*SUPPLIED RECORDS:*
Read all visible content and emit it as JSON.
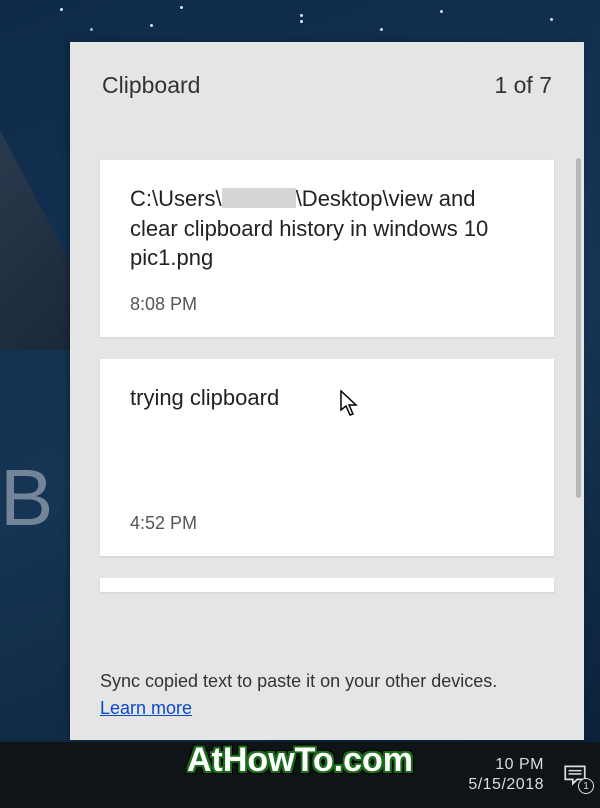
{
  "clipboard": {
    "title": "Clipboard",
    "counter": "1 of 7",
    "items": [
      {
        "text_prefix": "C:\\Users\\",
        "text_suffix": "\\Desktop\\view and clear clipboard history in windows 10 pic1.png",
        "time": "8:08 PM"
      },
      {
        "text": "trying clipboard",
        "time": "4:52 PM"
      }
    ],
    "footer_text": "Sync copied text to paste it on your other devices.",
    "footer_link": "Learn more"
  },
  "background_letter": "B",
  "taskbar": {
    "clock_time": "10 PM",
    "clock_date": "5/15/2018",
    "notification_count": "1"
  },
  "watermark": "AtHowTo.com"
}
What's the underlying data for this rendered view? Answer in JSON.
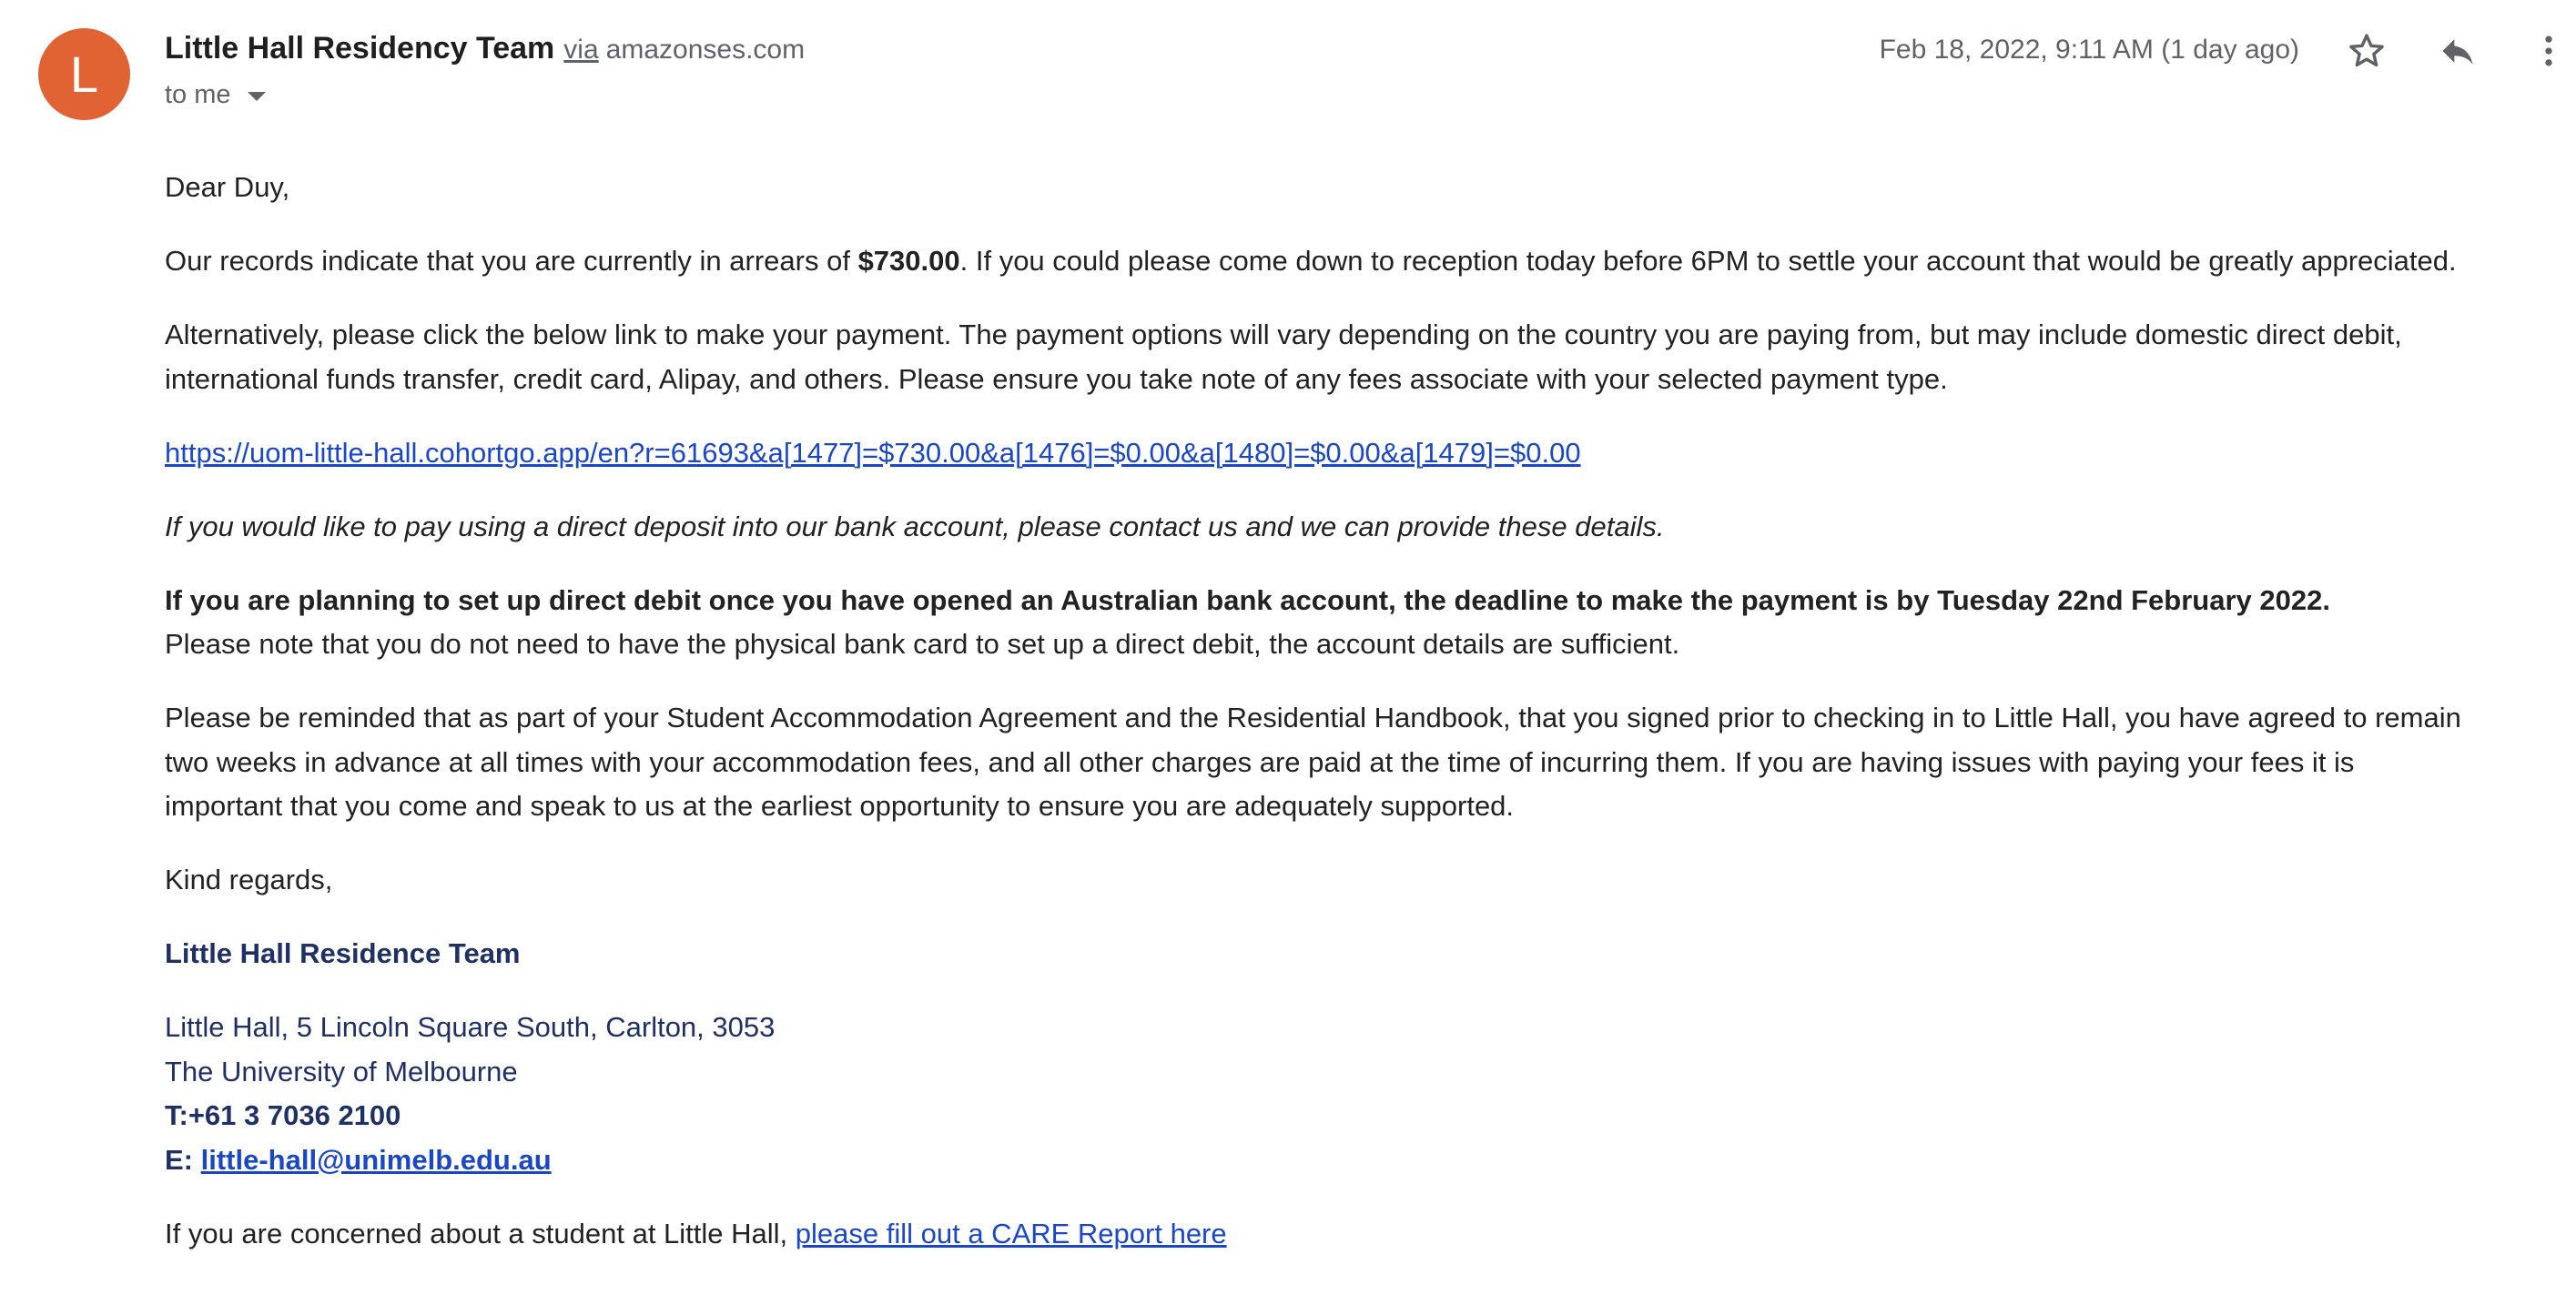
{
  "header": {
    "avatar_letter": "L",
    "avatar_color": "#e16232",
    "sender_name": "Little Hall Residency Team",
    "via_label": "via",
    "via_domain": "amazonses.com",
    "to_label": "to me",
    "date": "Feb 18, 2022, 9:11 AM (1 day ago)",
    "icons": [
      "star-icon",
      "reply-icon",
      "more-vert-icon"
    ]
  },
  "email": {
    "greeting": "Dear Duy,",
    "p1_before": "Our records indicate that you are currently in arrears of ",
    "p1_amount": "$730.00",
    "p1_after": ". If you could please come down to reception today before 6PM to settle your account that would be greatly appreciated.",
    "p2_line1": "Alternatively, please click the below link to make your payment. The payment options will vary depending on the country you are paying from, but may include domestic direct debit,",
    "p2_line2": "international funds transfer, credit card, Alipay, and others. Please ensure you take note of any fees associate with your selected payment type.",
    "payment_link": "https://uom-little-hall.cohortgo.app/en?r=61693&a[1477]=$730.00&a[1476]=$0.00&a[1480]=$0.00&a[1479]=$0.00",
    "p3_italic": "If you would like to pay using a direct deposit into our bank account, please contact us and we can provide these details.",
    "p4_bold": "If you are planning to set up direct debit once you have opened an Australian bank account, the deadline to make the payment is by Tuesday 22nd February 2022.",
    "p4_line2": "Please note that you do not need to have the physical bank card to set up a direct debit, the account details are sufficient.",
    "p5_line1": "Please be reminded that as part of your Student Accommodation Agreement and the Residential Handbook, that you signed prior to checking in to Little Hall, you have agreed to remain",
    "p5_line2": "two weeks in advance at all times with your accommodation fees, and all other charges are paid at the time of incurring them. If you are having issues with paying your fees it is",
    "p5_line3": "important that you come and speak to us at the earliest opportunity to ensure you are adequately supported.",
    "closing": "Kind regards,",
    "signature_name": "Little Hall Residence Team",
    "address": "Little Hall, 5 Lincoln Square South, Carlton, 3053",
    "university": "The University of Melbourne",
    "phone": "T:+61 3 7036 2100",
    "email_prefix": "E: ",
    "email_address": "little-hall@unimelb.edu.au ",
    "care_text": "If you are concerned about a student at Little Hall, ",
    "care_link": "please fill out a CARE Report here"
  }
}
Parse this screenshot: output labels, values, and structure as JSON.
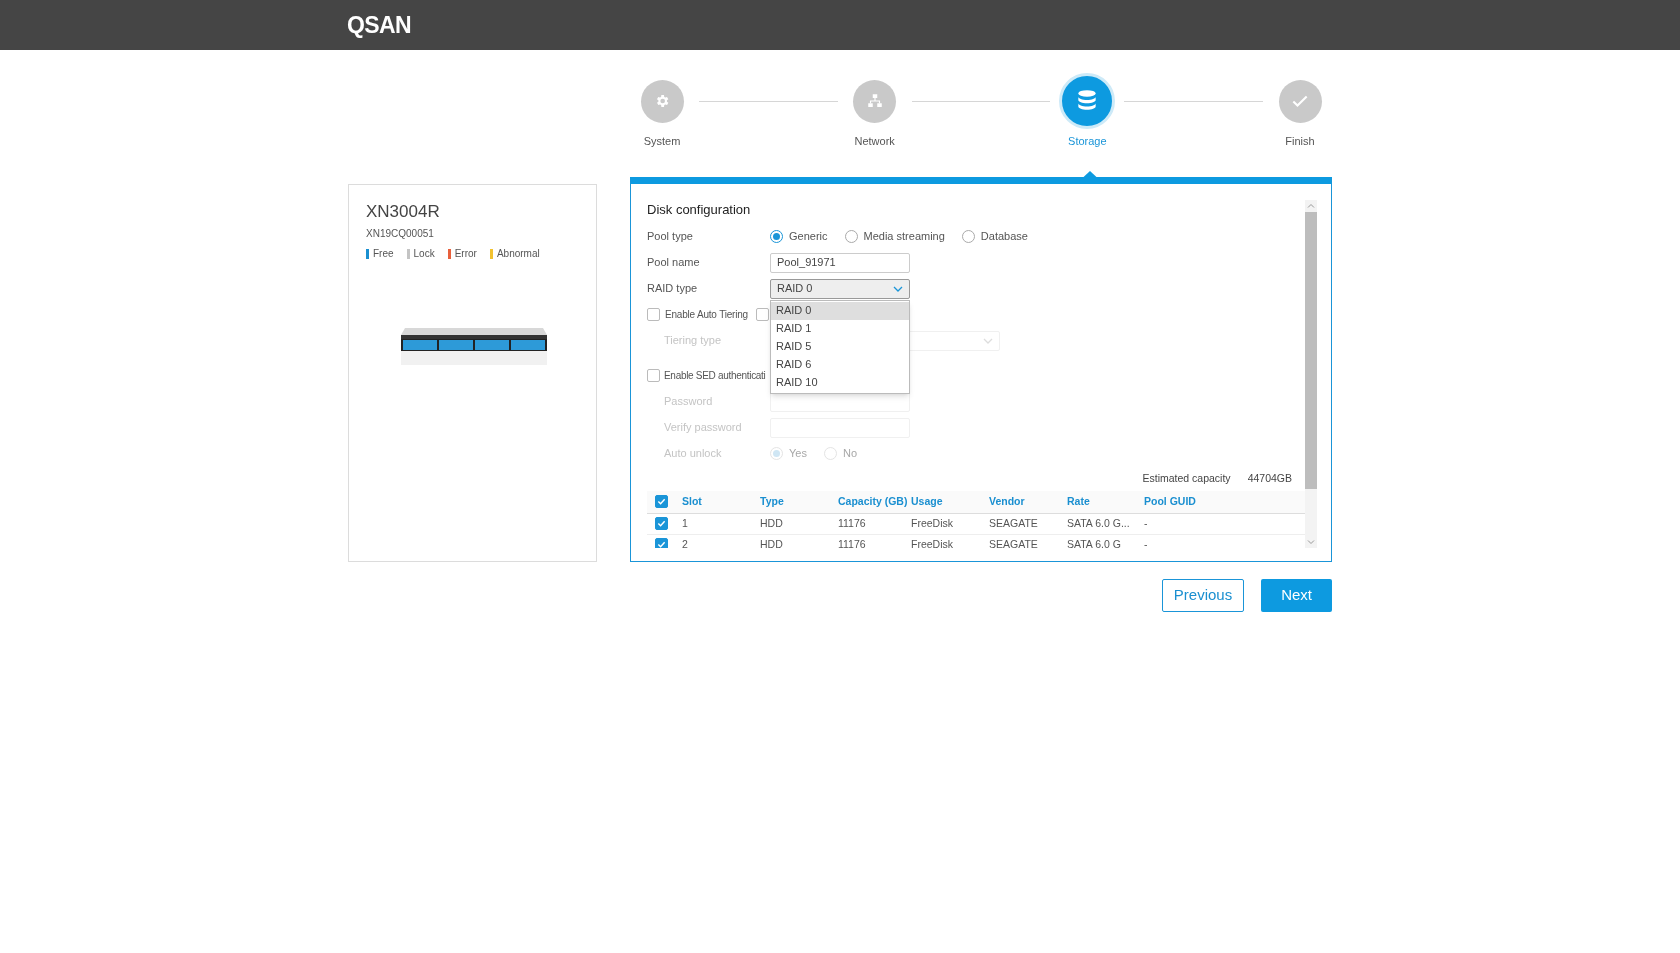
{
  "header": {
    "logo": "QSAN"
  },
  "steps": [
    {
      "label": "System",
      "selected": false
    },
    {
      "label": "Network",
      "selected": false
    },
    {
      "label": "Storage",
      "selected": true
    },
    {
      "label": "Finish",
      "selected": false
    }
  ],
  "device": {
    "model": "XN3004R",
    "serial": "XN19CQ00051",
    "legend": [
      {
        "label": "Free",
        "color": "#1a8fd0"
      },
      {
        "label": "Lock",
        "color": "#c4c4c4"
      },
      {
        "label": "Error",
        "color": "#e8603c"
      },
      {
        "label": "Abnormal",
        "color": "#f2c230"
      }
    ]
  },
  "form": {
    "title": "Disk configuration",
    "pool_type": {
      "label": "Pool type",
      "options": [
        {
          "label": "Generic",
          "selected": true
        },
        {
          "label": "Media streaming",
          "selected": false
        },
        {
          "label": "Database",
          "selected": false
        }
      ]
    },
    "pool_name": {
      "label": "Pool name",
      "value": "Pool_91971"
    },
    "raid_type": {
      "label": "RAID type",
      "value": "RAID 0",
      "expanded": true,
      "options": [
        {
          "label": "RAID 0",
          "selected": true
        },
        {
          "label": "RAID 1",
          "selected": false
        },
        {
          "label": "RAID 5",
          "selected": false
        },
        {
          "label": "RAID 6",
          "selected": false
        },
        {
          "label": "RAID 10",
          "selected": false
        }
      ]
    },
    "auto_tiering": {
      "label": "Enable Auto Tiering",
      "checked": false,
      "second_checkbox": {
        "checked": false
      }
    },
    "tiering_type": {
      "label": "Tiering type",
      "disabled": true
    },
    "sed": {
      "label": "Enable SED authenticati",
      "checked": false
    },
    "password": {
      "label": "Password",
      "disabled": true
    },
    "verify_password": {
      "label": "Verify password",
      "disabled": true
    },
    "auto_unlock": {
      "label": "Auto unlock",
      "disabled": true,
      "options": [
        {
          "label": "Yes",
          "selected": true
        },
        {
          "label": "No",
          "selected": false
        }
      ]
    },
    "estimated_capacity": {
      "label": "Estimated capacity",
      "value": "44704GB"
    }
  },
  "table": {
    "all_checked": true,
    "columns": [
      "Slot",
      "Type",
      "Capacity (GB)",
      "Usage",
      "Vendor",
      "Rate",
      "Pool GUID"
    ],
    "rows": [
      {
        "checked": true,
        "cells": [
          "1",
          "HDD",
          "11176",
          "FreeDisk",
          "SEAGATE",
          "SATA 6.0 G...",
          "-"
        ]
      },
      {
        "checked": true,
        "cells": [
          "2",
          "HDD",
          "11176",
          "FreeDisk",
          "SEAGATE",
          "SATA 6.0 G",
          "-"
        ]
      }
    ]
  },
  "buttons": [
    {
      "label": "Previous",
      "kind": "secondary"
    },
    {
      "label": "Next",
      "kind": "primary"
    }
  ]
}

*EXERCISE TASK:* Tell how many lines of the material above hold "come", answering with a bare number.

*CORRECT RESPONSE:* 2